Dataset excerpts
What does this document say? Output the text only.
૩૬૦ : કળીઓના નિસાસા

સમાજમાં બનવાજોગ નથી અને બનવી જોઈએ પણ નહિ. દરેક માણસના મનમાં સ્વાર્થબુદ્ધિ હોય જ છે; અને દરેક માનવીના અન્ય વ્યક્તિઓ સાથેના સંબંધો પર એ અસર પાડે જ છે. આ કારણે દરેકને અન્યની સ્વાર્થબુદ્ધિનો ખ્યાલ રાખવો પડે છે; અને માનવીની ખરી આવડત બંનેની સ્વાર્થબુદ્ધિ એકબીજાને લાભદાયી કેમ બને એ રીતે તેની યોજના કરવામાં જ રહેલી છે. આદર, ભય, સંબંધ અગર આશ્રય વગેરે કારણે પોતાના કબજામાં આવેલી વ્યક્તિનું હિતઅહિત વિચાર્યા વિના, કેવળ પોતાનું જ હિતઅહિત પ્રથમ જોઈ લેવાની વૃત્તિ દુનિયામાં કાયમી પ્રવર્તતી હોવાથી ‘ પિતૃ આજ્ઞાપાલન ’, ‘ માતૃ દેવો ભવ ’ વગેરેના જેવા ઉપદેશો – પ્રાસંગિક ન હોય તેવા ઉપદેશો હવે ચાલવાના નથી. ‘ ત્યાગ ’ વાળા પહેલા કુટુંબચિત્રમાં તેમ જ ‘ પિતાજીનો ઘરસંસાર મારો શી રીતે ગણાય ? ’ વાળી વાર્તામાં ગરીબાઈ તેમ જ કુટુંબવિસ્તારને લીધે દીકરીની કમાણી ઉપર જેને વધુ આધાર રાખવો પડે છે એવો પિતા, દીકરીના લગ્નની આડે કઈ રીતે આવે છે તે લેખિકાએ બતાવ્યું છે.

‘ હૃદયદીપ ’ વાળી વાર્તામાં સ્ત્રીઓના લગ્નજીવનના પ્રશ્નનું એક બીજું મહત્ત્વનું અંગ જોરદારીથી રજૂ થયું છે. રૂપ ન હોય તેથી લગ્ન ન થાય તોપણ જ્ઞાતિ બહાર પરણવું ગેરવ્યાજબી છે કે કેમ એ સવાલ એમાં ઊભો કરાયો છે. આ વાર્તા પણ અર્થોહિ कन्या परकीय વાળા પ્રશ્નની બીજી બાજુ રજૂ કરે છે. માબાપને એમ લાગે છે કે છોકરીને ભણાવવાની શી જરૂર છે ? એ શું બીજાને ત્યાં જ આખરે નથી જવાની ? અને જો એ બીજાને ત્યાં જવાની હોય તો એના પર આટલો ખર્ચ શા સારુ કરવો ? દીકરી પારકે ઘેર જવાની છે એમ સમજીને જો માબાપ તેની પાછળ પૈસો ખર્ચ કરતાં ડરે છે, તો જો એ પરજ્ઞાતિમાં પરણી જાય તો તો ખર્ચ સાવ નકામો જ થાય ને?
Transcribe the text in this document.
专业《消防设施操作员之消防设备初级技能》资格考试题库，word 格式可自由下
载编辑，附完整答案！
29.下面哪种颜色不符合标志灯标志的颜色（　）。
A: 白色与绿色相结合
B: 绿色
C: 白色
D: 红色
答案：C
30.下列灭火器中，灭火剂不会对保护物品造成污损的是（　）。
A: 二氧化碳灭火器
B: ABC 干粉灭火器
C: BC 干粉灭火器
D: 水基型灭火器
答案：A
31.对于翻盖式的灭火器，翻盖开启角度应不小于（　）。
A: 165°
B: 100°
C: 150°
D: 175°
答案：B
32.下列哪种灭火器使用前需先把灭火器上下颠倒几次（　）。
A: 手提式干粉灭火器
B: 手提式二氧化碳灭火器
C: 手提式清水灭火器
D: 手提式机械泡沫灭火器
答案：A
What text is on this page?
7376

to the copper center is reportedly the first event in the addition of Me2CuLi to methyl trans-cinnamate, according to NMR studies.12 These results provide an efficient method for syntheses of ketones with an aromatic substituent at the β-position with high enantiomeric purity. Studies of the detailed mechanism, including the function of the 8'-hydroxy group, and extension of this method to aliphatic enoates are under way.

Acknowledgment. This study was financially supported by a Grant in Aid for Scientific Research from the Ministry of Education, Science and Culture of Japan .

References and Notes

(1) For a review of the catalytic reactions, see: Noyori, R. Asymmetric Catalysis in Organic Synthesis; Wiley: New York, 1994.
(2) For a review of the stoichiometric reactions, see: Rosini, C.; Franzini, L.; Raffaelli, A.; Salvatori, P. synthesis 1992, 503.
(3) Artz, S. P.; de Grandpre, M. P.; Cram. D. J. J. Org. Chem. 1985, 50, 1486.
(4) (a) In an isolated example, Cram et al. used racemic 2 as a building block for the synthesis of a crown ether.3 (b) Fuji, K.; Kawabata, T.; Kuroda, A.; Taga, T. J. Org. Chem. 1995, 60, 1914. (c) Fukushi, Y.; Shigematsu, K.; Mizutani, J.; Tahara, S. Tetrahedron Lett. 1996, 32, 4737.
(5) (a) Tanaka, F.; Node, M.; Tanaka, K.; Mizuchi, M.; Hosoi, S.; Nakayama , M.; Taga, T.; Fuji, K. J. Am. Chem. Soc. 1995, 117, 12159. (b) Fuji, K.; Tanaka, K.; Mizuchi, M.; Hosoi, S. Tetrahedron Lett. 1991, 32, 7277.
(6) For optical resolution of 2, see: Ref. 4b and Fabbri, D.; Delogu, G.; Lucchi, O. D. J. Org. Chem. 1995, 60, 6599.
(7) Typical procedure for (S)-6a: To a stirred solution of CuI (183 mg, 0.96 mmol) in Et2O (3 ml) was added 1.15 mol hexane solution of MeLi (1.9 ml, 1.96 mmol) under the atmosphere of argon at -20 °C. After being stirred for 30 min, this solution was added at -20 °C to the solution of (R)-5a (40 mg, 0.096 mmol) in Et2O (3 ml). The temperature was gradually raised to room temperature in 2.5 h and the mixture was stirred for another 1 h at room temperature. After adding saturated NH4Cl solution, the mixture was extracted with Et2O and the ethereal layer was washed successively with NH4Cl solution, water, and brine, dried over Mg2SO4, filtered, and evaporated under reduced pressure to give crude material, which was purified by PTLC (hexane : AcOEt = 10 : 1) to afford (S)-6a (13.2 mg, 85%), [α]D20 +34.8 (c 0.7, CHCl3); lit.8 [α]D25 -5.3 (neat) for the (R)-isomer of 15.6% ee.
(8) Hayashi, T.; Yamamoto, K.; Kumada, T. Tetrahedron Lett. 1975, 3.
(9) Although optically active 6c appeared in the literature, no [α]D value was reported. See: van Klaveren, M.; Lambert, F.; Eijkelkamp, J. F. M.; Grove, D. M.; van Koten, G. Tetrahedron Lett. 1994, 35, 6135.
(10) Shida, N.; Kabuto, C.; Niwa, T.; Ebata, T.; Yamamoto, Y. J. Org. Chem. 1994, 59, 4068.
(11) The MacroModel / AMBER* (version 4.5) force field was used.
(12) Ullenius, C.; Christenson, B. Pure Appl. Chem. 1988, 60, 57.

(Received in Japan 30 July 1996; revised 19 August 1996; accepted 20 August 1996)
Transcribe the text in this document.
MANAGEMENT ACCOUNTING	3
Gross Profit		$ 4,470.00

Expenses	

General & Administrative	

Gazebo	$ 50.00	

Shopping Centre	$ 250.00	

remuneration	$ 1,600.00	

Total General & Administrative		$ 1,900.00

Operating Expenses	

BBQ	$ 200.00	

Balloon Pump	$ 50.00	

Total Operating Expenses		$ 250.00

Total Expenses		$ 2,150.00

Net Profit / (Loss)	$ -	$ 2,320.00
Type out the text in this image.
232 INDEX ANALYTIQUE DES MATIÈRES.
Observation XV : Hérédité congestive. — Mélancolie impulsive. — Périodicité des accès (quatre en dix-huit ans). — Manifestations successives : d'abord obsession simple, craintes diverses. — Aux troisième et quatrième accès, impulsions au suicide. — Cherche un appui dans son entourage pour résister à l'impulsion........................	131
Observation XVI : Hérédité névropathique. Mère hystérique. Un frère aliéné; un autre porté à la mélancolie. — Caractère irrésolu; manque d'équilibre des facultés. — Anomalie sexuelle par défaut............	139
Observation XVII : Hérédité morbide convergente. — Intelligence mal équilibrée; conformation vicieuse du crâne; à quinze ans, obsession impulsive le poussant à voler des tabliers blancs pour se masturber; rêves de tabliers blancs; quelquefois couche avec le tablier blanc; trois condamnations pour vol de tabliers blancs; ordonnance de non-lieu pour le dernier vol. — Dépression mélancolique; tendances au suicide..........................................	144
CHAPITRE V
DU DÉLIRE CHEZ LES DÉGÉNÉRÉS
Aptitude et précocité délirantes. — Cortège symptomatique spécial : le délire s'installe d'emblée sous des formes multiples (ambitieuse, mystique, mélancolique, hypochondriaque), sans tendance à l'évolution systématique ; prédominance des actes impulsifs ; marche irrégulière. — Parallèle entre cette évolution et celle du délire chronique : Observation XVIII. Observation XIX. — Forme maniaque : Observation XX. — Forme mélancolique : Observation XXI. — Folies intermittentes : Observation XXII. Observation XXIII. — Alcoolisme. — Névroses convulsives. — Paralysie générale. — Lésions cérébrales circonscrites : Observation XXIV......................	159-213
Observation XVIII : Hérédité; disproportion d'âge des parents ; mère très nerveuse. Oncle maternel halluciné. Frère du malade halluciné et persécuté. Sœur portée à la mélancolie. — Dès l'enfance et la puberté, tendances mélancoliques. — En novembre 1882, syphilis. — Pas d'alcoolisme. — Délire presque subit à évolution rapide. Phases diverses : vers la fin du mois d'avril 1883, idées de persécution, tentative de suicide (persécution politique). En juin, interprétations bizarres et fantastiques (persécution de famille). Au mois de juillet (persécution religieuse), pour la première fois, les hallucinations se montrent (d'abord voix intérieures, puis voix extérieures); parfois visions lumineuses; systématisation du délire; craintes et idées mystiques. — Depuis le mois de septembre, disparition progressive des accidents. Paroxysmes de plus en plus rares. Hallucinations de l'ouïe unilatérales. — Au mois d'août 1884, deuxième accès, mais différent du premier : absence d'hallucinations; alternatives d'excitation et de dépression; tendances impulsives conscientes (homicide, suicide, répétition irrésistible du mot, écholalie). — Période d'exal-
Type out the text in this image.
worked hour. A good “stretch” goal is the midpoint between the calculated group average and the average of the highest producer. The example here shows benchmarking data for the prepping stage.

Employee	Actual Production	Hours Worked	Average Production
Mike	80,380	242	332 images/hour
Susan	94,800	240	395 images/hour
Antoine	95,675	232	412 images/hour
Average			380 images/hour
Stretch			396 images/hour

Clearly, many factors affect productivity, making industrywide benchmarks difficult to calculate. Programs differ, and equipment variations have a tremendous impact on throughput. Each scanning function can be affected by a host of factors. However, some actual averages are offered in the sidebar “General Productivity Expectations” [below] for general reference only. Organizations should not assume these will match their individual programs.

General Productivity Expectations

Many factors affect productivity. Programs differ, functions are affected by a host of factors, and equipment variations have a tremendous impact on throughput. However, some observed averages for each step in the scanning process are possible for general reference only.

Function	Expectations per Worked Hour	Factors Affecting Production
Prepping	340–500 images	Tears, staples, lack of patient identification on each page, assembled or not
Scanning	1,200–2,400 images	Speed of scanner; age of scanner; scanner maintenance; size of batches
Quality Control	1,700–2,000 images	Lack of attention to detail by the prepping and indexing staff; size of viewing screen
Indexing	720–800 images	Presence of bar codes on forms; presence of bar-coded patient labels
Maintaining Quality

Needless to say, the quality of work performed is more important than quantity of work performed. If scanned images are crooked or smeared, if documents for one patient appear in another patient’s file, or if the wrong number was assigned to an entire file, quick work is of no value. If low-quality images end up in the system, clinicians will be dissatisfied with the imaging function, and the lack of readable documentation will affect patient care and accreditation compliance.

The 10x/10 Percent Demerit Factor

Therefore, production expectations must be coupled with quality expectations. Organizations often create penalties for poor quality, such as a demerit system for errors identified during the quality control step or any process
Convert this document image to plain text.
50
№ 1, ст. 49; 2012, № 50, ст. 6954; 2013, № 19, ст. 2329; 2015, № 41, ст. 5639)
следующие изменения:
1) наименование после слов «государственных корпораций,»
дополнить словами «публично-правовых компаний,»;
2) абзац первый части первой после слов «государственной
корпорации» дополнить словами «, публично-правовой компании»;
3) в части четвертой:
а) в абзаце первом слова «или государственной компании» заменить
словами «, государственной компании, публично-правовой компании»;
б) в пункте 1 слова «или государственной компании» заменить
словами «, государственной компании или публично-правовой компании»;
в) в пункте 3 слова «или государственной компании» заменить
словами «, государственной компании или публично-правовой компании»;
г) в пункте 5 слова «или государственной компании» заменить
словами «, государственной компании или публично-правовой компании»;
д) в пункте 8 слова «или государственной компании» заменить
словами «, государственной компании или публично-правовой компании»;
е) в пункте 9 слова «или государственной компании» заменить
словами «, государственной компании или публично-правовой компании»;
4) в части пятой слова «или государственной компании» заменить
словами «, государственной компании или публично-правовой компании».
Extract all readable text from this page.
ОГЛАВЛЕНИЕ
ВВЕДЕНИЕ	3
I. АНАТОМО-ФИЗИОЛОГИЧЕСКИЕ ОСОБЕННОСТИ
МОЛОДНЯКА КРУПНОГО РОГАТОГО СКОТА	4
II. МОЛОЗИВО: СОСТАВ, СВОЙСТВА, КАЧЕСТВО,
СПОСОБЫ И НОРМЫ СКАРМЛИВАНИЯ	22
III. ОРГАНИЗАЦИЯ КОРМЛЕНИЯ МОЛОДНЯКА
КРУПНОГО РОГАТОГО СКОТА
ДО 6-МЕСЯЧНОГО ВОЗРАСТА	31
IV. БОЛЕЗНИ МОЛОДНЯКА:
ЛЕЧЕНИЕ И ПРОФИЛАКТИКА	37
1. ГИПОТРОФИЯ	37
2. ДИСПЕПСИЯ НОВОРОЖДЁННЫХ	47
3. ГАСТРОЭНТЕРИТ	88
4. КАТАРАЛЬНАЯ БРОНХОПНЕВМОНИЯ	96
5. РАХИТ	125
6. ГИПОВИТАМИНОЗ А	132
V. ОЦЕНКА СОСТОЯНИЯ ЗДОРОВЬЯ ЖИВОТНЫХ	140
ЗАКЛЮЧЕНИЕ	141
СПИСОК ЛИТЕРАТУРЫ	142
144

Problem statement
Return every line from the records above that holds the word "МОЛОДНЯКА".

The solution
МОЛОДНЯКА КРУПНОГО РОГАТОГО СКОТА	4
III. ОРГАНИЗАЦИЯ КОРМЛЕНИЯ МОЛОДНЯКА
IV. БОЛЕЗНИ МОЛОДНЯКА:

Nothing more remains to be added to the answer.